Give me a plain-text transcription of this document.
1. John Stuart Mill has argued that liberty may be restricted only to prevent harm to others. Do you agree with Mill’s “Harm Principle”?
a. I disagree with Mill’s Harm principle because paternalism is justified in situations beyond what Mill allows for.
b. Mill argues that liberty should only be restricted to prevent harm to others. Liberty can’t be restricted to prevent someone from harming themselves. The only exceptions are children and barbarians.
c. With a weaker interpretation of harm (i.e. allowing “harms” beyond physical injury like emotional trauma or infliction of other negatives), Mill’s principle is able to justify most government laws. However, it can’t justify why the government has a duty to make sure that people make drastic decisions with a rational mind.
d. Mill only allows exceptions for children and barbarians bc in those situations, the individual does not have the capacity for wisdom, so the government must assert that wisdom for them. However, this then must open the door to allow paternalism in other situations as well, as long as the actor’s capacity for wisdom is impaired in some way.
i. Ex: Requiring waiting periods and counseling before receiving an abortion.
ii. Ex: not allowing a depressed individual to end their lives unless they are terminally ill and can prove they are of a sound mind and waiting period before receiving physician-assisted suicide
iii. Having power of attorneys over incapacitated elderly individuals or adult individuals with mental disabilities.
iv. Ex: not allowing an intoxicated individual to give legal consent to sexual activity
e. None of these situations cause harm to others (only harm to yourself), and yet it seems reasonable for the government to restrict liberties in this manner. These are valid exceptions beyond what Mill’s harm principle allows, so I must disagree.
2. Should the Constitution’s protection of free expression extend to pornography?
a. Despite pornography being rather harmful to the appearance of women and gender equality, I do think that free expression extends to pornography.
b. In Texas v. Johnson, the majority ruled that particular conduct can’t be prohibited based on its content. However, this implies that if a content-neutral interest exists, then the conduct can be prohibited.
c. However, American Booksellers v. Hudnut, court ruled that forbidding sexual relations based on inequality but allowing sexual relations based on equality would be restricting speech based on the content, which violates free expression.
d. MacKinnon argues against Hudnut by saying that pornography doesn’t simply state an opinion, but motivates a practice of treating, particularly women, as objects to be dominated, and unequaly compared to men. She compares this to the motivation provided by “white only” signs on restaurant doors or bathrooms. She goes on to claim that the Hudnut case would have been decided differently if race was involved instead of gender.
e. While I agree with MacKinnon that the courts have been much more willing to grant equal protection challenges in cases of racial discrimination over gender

### Exercise goal
Go through the data and gather every line that holds "Hudnut".

### Output
c. However, American Booksellers v. Hudnut, court ruled that forbidding sexual relations based on inequality but allowing sexual relations based on equality would be restricting speech based on the content, which violates free expression.
d. MacKinnon argues against Hudnut by saying that pornography doesn’t simply state an opinion, but motivates a practice of treating, particularly women, as objects to be dominated, and unequaly compared to men. She compares this to the motivation provided by “white only” signs on restaurant doors or bathrooms. She goes on to claim that the Hudnut case would have been decided differently if race was involved instead of gender.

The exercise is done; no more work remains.